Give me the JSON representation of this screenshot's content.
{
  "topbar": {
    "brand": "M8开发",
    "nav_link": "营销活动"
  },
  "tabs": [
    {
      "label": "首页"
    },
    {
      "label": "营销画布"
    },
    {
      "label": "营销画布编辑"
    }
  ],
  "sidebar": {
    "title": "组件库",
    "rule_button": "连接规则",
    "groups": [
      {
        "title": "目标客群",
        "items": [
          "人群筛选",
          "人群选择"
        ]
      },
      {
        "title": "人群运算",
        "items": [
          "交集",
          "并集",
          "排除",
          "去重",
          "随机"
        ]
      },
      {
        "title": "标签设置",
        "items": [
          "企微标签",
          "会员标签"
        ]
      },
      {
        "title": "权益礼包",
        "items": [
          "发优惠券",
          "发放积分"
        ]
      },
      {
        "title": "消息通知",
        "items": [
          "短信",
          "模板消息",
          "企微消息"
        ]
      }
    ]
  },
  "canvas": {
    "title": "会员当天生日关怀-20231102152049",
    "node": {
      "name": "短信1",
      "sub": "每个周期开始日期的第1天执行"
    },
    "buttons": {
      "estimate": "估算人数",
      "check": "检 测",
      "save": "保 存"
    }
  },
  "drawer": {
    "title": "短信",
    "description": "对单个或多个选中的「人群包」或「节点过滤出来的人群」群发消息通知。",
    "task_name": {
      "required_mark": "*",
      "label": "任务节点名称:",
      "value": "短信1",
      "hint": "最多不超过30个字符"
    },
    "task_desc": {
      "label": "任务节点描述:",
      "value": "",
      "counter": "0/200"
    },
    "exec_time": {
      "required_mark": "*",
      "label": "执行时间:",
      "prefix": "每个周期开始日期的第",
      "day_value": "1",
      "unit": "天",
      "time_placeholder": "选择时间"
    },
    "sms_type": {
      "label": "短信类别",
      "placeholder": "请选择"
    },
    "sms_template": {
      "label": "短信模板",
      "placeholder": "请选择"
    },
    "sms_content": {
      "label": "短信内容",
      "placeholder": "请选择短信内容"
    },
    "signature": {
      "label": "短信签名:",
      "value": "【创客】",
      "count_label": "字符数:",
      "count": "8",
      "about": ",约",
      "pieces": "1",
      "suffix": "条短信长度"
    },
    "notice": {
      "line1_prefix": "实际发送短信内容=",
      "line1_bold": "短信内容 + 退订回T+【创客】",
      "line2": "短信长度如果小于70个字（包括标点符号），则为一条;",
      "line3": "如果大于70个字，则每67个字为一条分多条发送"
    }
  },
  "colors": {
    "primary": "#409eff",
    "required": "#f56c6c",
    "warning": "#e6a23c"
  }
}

◆ Goal of the exercise ◆
Quote all of the entries exactly as they appear.

◆ Exercise output ◆
Give me the JSON representation of this screenshot's content.
{
  "topbar": {
    "brand": "M8开发",
    "nav_link": "营销活动"
  },
  "tabs": [
    {
      "label": "首页"
    },
    {
      "label": "营销画布"
    },
    {
      "label": "营销画布编辑"
    }
  ],
  "sidebar": {
    "title": "组件库",
    "rule_button": "连接规则",
    "groups": [
      {
        "title": "目标客群",
        "items": [
          "人群筛选",
          "人群选择"
        ]
      },
      {
        "title": "人群运算",
        "items": [
          "交集",
          "并集",
          "排除",
          "去重",
          "随机"
        ]
      },
      {
        "title": "标签设置",
        "items": [
          "企微标签",
          "会员标签"
        ]
      },
      {
        "title": "权益礼包",
        "items": [
          "发优惠券",
          "发放积分"
        ]
      },
      {
        "title": "消息通知",
        "items": [
          "短信",
          "模板消息",
          "企微消息"
        ]
      }
    ]
  },
  "canvas": {
    "title": "会员当天生日关怀-20231102152049",
    "node": {
      "name": "短信1",
      "sub": "每个周期开始日期的第1天执行"
    },
    "buttons": {
      "estimate": "估算人数",
      "check": "检 测",
      "save": "保 存"
    }
  },
  "drawer": {
    "title": "短信",
    "description": "对单个或多个选中的「人群包」或「节点过滤出来的人群」群发消息通知。",
    "task_name": {
      "required_mark": "*",
      "label": "任务节点名称:",
      "value": "短信1",
      "hint": "最多不超过30个字符"
    },
    "task_desc": {
      "label": "任务节点描述:",
      "value": "",
      "counter": "0/200"
    },
    "exec_time": {
      "required_mark": "*",
      "label": "执行时间:",
      "prefix": "每个周期开始日期的第",
      "day_value": "1",
      "unit": "天",
      "time_placeholder": "选择时间"
    },
    "sms_type": {
      "label": "短信类别",
      "placeholder": "请选择"
    },
    "sms_template": {
      "label": "短信模板",
      "placeholder": "请选择"
    },
    "sms_content": {
      "label": "短信内容",
      "placeholder": "请选择短信内容"
    },
    "signature": {
      "label": "短信签名:",
      "value": "【创客】",
      "count_label": "字符数:",
      "count": "8",
      "about": ",约",
      "pieces": "1",
      "suffix": "条短信长度"
    },
    "notice": {
      "line1_prefix": "实际发送短信内容=",
      "line1_bold": "短信内容 + 退订回T+【创客】",
      "line2": "短信长度如果小于70个字（包括标点符号），则为一条;",
      "line3": "如果大于70个字，则每67个字为一条分多条发送"
    }
  },
  "colors": {
    "primary": "#409eff",
    "required": "#f56c6c",
    "warning": "#e6a23c"
  }
}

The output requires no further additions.